• **Instructions to follow**
Copy out each line of the listing that has the word "Date" in it.

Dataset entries

######

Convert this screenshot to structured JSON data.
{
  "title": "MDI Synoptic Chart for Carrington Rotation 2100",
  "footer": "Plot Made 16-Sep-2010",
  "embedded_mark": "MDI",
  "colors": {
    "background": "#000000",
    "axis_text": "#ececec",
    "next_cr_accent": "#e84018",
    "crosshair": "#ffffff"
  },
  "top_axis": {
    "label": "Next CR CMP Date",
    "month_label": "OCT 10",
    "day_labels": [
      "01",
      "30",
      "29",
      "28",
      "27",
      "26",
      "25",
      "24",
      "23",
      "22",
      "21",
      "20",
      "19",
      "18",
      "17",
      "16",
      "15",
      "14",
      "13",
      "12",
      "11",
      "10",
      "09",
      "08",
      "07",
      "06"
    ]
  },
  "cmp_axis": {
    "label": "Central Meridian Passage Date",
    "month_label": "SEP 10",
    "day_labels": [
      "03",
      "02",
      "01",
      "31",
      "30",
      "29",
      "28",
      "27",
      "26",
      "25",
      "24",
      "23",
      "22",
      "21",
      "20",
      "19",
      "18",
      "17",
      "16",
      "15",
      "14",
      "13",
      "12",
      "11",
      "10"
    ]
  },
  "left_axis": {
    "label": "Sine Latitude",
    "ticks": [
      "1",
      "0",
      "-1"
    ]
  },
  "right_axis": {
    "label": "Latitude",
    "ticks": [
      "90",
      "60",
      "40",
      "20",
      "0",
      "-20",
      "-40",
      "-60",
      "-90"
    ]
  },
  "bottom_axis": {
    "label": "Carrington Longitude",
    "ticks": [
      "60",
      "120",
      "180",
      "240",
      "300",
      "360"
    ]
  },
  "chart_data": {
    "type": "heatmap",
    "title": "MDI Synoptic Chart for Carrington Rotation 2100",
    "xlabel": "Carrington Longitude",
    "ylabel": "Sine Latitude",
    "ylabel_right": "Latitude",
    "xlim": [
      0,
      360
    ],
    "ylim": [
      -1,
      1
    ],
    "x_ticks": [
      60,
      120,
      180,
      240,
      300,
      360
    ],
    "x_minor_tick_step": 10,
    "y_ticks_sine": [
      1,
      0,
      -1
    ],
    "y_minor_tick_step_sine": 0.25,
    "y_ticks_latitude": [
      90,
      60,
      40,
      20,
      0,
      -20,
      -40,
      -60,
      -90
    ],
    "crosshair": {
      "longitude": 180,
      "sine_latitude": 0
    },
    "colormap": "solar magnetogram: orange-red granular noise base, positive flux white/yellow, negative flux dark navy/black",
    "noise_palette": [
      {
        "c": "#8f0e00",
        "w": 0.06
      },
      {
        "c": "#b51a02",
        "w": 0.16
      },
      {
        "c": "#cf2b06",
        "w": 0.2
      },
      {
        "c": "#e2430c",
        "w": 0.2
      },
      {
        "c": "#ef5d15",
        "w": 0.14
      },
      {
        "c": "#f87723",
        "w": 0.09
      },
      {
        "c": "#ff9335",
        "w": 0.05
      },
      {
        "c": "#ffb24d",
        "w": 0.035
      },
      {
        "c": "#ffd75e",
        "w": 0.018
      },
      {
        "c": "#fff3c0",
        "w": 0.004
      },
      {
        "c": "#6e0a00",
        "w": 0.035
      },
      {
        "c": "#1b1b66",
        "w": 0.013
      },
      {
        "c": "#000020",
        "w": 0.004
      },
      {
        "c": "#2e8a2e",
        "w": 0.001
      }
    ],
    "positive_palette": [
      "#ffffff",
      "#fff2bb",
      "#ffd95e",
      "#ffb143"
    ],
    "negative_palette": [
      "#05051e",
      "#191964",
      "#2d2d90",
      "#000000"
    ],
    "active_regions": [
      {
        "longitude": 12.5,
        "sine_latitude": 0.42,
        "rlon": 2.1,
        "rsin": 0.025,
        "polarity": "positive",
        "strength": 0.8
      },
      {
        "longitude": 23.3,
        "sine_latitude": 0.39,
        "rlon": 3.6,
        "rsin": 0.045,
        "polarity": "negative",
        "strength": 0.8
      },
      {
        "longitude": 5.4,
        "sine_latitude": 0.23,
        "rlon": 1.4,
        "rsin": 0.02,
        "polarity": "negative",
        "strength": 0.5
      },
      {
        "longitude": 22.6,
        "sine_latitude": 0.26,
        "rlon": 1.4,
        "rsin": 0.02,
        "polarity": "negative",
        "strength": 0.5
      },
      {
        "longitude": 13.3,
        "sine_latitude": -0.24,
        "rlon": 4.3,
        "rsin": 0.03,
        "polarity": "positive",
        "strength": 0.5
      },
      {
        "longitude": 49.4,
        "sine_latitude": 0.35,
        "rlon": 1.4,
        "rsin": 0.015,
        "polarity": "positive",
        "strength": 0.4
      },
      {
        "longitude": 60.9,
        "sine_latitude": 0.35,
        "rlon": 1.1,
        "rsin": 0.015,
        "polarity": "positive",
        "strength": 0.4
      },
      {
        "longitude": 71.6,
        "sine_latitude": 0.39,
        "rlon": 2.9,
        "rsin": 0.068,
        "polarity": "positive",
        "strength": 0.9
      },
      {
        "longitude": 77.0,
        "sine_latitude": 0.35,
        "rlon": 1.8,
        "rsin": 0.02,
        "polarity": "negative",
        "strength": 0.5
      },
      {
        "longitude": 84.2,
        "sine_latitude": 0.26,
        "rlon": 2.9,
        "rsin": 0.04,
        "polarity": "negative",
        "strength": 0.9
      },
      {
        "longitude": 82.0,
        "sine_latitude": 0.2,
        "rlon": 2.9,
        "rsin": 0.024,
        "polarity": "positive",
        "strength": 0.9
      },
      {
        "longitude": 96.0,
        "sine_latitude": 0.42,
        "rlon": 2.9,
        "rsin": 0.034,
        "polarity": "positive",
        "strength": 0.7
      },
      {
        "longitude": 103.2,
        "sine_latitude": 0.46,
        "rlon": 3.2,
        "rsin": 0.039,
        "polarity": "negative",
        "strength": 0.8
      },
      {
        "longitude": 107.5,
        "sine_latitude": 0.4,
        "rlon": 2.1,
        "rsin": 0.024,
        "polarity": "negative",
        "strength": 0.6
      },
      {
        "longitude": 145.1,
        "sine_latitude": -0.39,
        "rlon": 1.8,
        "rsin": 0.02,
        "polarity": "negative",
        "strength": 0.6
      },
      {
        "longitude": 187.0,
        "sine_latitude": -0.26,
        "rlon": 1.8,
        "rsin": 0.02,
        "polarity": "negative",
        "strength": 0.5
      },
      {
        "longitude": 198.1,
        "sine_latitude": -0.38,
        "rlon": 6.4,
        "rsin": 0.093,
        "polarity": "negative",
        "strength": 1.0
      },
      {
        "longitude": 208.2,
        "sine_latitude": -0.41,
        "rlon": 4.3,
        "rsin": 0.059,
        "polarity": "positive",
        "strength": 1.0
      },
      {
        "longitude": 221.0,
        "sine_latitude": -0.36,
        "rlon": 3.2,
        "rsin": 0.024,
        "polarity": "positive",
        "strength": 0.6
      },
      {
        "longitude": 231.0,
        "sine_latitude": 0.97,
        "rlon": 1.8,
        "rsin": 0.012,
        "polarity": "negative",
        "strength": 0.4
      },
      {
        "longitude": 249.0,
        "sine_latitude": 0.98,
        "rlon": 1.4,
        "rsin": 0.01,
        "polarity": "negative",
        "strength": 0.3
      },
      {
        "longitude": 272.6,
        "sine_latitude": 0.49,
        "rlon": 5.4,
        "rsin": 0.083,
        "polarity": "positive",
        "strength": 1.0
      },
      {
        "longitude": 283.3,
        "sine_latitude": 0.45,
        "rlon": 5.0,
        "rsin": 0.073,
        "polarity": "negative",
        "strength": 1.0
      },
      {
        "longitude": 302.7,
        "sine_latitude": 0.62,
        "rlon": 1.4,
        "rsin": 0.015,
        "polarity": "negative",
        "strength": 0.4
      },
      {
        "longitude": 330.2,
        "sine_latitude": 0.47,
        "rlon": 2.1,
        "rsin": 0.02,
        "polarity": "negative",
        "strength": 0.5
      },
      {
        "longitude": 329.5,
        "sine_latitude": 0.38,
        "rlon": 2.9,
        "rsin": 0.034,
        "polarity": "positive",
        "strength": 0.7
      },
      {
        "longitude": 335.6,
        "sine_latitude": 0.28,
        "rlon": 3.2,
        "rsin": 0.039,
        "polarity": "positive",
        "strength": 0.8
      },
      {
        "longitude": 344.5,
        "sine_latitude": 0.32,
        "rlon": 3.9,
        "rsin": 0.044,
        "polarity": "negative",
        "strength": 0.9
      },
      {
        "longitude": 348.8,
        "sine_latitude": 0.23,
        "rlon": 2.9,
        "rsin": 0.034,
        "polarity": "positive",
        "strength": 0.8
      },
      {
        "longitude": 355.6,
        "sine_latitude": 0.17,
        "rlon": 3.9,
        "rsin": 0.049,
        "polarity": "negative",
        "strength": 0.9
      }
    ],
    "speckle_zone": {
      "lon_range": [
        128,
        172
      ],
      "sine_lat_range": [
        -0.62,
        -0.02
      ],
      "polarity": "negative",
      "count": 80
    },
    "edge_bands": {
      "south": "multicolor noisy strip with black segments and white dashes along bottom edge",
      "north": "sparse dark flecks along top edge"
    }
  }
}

######

• **Answer to the problem**
    "label": "Next CR CMP Date",
    "label": "Central Meridian Passage Date",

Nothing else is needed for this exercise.